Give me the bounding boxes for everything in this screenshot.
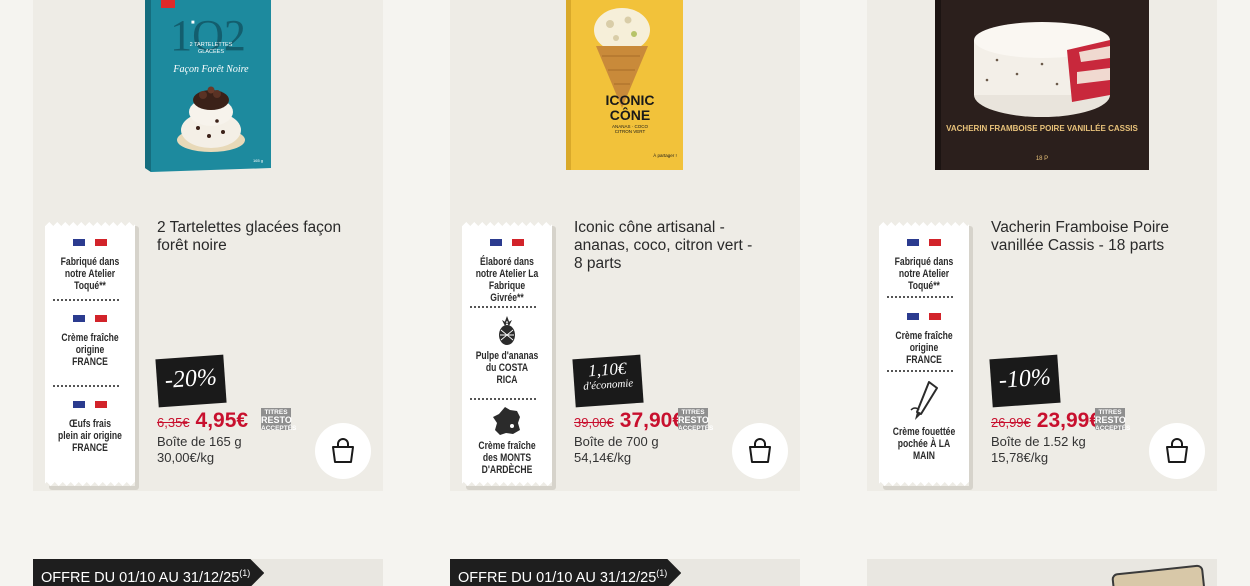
piping-bag-icon [910,381,938,420]
titres-resto-badge: TITRES RESTO ACCEPTÉS [678,408,714,432]
product-card[interactable]: ICONIC CÔNE ANANAS · COCO CITRON VERT À … [450,0,800,491]
french-flag-icon [73,315,107,323]
product-card[interactable]: OFFRE DU 01/10 AU 31/12/25(1) [33,559,383,586]
product-title[interactable]: 2 Tartelettes glacées façon forêt noire [157,219,347,255]
tag-text: Crème fraîche origine FRANCE [61,332,119,368]
product-sticker [1111,564,1207,586]
basket-icon [332,438,354,463]
tag-text: Crème fouettée pochée À LA MAIN [892,426,956,462]
add-to-cart-button[interactable] [1149,423,1205,479]
svg-text:165 g: 165 g [253,158,263,163]
tag-text: Élaboré dans notre Atelier La Fabrique G… [475,256,539,304]
current-price: 37,90€ [619,409,684,432]
svg-text:GLACÉES: GLACÉES [198,48,224,55]
product-card[interactable]: 1O2 ■ 2 TARTELETTES GLACÉES Façon Forêt … [33,0,383,491]
quality-tag: Élaboré dans notre Atelier La Fabrique G… [462,222,552,486]
french-flag-icon [73,401,107,409]
quality-tag: Fabriqué dans notre Atelier Toqué** Crèm… [45,222,135,486]
french-flag-icon [490,239,524,247]
french-flag-icon [907,313,941,321]
tag-text: Fabriqué dans notre Atelier Toqué** [894,256,954,292]
price-per-kg: 30,00€/kg [157,450,215,465]
tag-divider [887,370,953,372]
svg-text:Façon Forêt Noire: Façon Forêt Noire [172,64,249,75]
tag-text: Œufs frais plein air origine FRANCE [58,418,122,454]
svg-text:CITRON VERT: CITRON VERT [615,129,646,134]
tag-text: Crème fraîche des MONTS D'ARDÈCHE [478,440,536,476]
price-per-kg: 15,78€/kg [991,450,1049,465]
titres-resto-badge: TITRES RESTO ACCEPTÉS [261,408,297,432]
offer-banner: OFFRE DU 01/10 AU 31/12/25(1) [450,559,682,586]
svg-text:CÔNE: CÔNE [610,106,650,123]
discount-badge: -20% [155,354,227,408]
svg-text:VACHERIN FRAMBOISE POIRE VANIL: VACHERIN FRAMBOISE POIRE VANILLÉE CASSIS [946,124,1138,133]
add-to-cart-button[interactable] [315,423,371,479]
current-price: 23,99€ [1036,409,1101,432]
tag-text: Pulpe d'ananas du COSTA RICA [475,350,539,386]
current-price: 4,95€ [195,409,249,432]
svg-text:2 TARTELETTES: 2 TARTELETTES [190,42,233,48]
product-title[interactable]: Iconic cône artisanal - ananas, coco, ci… [574,219,764,273]
product-card[interactable] [867,559,1217,586]
tag-divider [887,296,953,298]
old-price: 39,00€ [574,415,614,430]
tag-divider [53,299,119,301]
package-size: Boîte de 165 g [157,434,242,449]
old-price: 26,99€ [991,415,1031,430]
product-card[interactable]: OFFRE DU 01/10 AU 31/12/25(1) [450,559,800,586]
product-image[interactable]: 1O2 ■ 2 TARTELETTES GLACÉES Façon Forêt … [33,0,383,200]
tag-text: Fabriqué dans notre Atelier Toqué** [60,256,120,292]
package-size: Boîte de 700 g [574,434,659,449]
product-image[interactable]: VACHERIN FRAMBOISE POIRE VANILLÉE CASSIS… [867,0,1217,200]
tag-divider [470,306,536,308]
french-flag-icon [907,239,941,247]
offer-banner: OFFRE DU 01/10 AU 31/12/25(1) [33,559,265,586]
basket-icon [749,438,771,463]
svg-text:ICONIC: ICONIC [606,92,655,108]
tag-divider [470,398,536,400]
discount-badge: -10% [989,354,1061,408]
pineapple-icon [499,316,515,345]
package-size: Boîte de 1.52 kg [991,434,1086,449]
tag-text: Crème fraîche origine FRANCE [895,330,953,366]
titres-resto-badge: TITRES RESTO ACCEPTÉS [1095,408,1131,432]
svg-text:■: ■ [191,20,195,26]
basket-icon [1166,438,1188,463]
product-image[interactable]: ICONIC CÔNE ANANAS · COCO CITRON VERT À … [450,0,800,200]
svg-text:À partager !: À partager ! [653,152,677,158]
product-title[interactable]: Vacherin Framboise Poire vanillée Cassis… [991,219,1181,255]
add-to-cart-button[interactable] [732,423,788,479]
savings-badge: 1,10€ d'économie [572,354,644,408]
quality-tag: Fabriqué dans notre Atelier Toqué** Crèm… [879,222,969,486]
french-flag-icon [73,239,107,247]
product-card[interactable]: VACHERIN FRAMBOISE POIRE VANILLÉE CASSIS… [867,0,1217,491]
france-map-icon [493,407,520,435]
old-price: 6,35€ [157,415,190,430]
product-grid: 1O2 ■ 2 TARTELETTES GLACÉES Façon Forêt … [0,0,1250,586]
price-per-kg: 54,14€/kg [574,450,632,465]
tag-divider [53,385,119,387]
svg-text:18 P: 18 P [1036,156,1048,162]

━━━━

■ **To be done**
Copy every line of the material above word for word, leaving out the pictures.

■ **Answer for this exercise**
Give me the bounding boxes for everything in this screenshot.
piping-bag-icon [910,381,938,420]
titres-resto-badge: TITRES RESTO ACCEPTÉS [678,408,714,432]
product-card[interactable]: ICONIC CÔNE ANANAS · COCO CITRON VERT À … [450,0,800,491]
french-flag-icon [73,315,107,323]
product-card[interactable]: OFFRE DU 01/10 AU 31/12/25(1) [33,559,383,586]
product-title[interactable]: 2 Tartelettes glacées façon forêt noire [157,219,347,255]
tag-text: Crème fraîche origine FRANCE [61,332,119,368]
product-sticker [1111,564,1207,586]
basket-icon [332,438,354,463]
tag-text: Crème fouettée pochée À LA MAIN [892,426,956,462]
add-to-cart-button[interactable] [1149,423,1205,479]
svg-text:165 g: 165 g [253,158,263,163]
tag-text: Élaboré dans notre Atelier La Fabrique G… [475,256,539,304]
current-price: 37,90€ [619,409,684,432]
svg-text:GLACÉES: GLACÉES [198,48,224,55]
product-card[interactable]: 1O2 ■ 2 TARTELETTES GLACÉES Façon Forêt … [33,0,383,491]
quality-tag: Élaboré dans notre Atelier La Fabrique G… [462,222,552,486]
french-flag-icon [73,401,107,409]
quality-tag: Fabriqué dans notre Atelier Toqué** Crèm… [45,222,135,486]
french-flag-icon [490,239,524,247]
french-flag-icon [907,313,941,321]
tag-text: Fabriqué dans notre Atelier Toqué** [894,256,954,292]
price-per-kg: 30,00€/kg [157,450,215,465]
tag-divider [887,370,953,372]
svg-text:Façon Forêt Noire: Façon Forêt Noire [172,64,249,75]
tag-text: Œufs frais plein air origine FRANCE [58,418,122,454]
svg-text:CITRON VERT: CITRON VERT [615,129,646,134]
tag-text: Crème fraîche des MONTS D'ARDÈCHE [478,440,536,476]
price-per-kg: 15,78€/kg [991,450,1049,465]
titres-resto-badge: TITRES RESTO ACCEPTÉS [261,408,297,432]
offer-banner: OFFRE DU 01/10 AU 31/12/25(1) [450,559,682,586]
svg-text:CÔNE: CÔNE [610,106,650,123]
discount-badge: -20% [155,354,227,408]
svg-text:VACHERIN FRAMBOISE POIRE VANIL: VACHERIN FRAMBOISE POIRE VANILLÉE CASSIS [946,124,1138,133]
add-to-cart-button[interactable] [315,423,371,479]
current-price: 23,99€ [1036,409,1101,432]
tag-text: Pulpe d'ananas du COSTA RICA [475,350,539,386]
current-price: 4,95€ [195,409,249,432]
svg-text:2 TARTELETTES: 2 TARTELETTES [190,42,233,48]
product-title[interactable]: Iconic cône artisanal - ananas, coco, ci… [574,219,764,273]
product-card[interactable] [867,559,1217,586]
tag-divider [887,296,953,298]
old-price: 39,00€ [574,415,614,430]
tag-divider [53,299,119,301]
package-size: Boîte de 165 g [157,434,242,449]
old-price: 26,99€ [991,415,1031,430]
product-card[interactable]: OFFRE DU 01/10 AU 31/12/25(1) [450,559,800,586]
product-image[interactable]: 1O2 ■ 2 TARTELETTES GLACÉES Façon Forêt … [33,0,383,200]
tag-text: Fabriqué dans notre Atelier Toqué** [60,256,120,292]
package-size: Boîte de 700 g [574,434,659,449]
product-image[interactable]: VACHERIN FRAMBOISE POIRE VANILLÉE CASSIS… [867,0,1217,200]
tag-divider [470,306,536,308]
french-flag-icon [907,239,941,247]
offer-banner: OFFRE DU 01/10 AU 31/12/25(1) [33,559,265,586]
basket-icon [749,438,771,463]
svg-text:ICONIC: ICONIC [606,92,655,108]
tag-divider [470,398,536,400]
discount-badge: -10% [989,354,1061,408]
pineapple-icon [499,316,515,345]
package-size: Boîte de 1.52 kg [991,434,1086,449]
tag-text: Crème fraîche origine FRANCE [895,330,953,366]
titres-resto-badge: TITRES RESTO ACCEPTÉS [1095,408,1131,432]
svg-text:■: ■ [191,20,195,26]
basket-icon [1166,438,1188,463]
product-image[interactable]: ICONIC CÔNE ANANAS · COCO CITRON VERT À … [450,0,800,200]
svg-text:À partager !: À partager ! [653,152,677,158]
product-title[interactable]: Vacherin Framboise Poire vanillée Cassis… [991,219,1181,255]
add-to-cart-button[interactable] [732,423,788,479]
savings-badge: 1,10€ d'économie [572,354,644,408]
quality-tag: Fabriqué dans notre Atelier Toqué** Crèm… [879,222,969,486]
french-flag-icon [73,239,107,247]
product-card[interactable]: VACHERIN FRAMBOISE POIRE VANILLÉE CASSIS… [867,0,1217,491]
france-map-icon [493,407,520,435]
old-price: 6,35€ [157,415,190,430]
product-grid: 1O2 ■ 2 TARTELETTES GLACÉES Façon Forêt … [0,0,1250,586]
price-per-kg: 54,14€/kg [574,450,632,465]
tag-divider [53,385,119,387]
svg-text:18 P: 18 P [1036,156,1048,162]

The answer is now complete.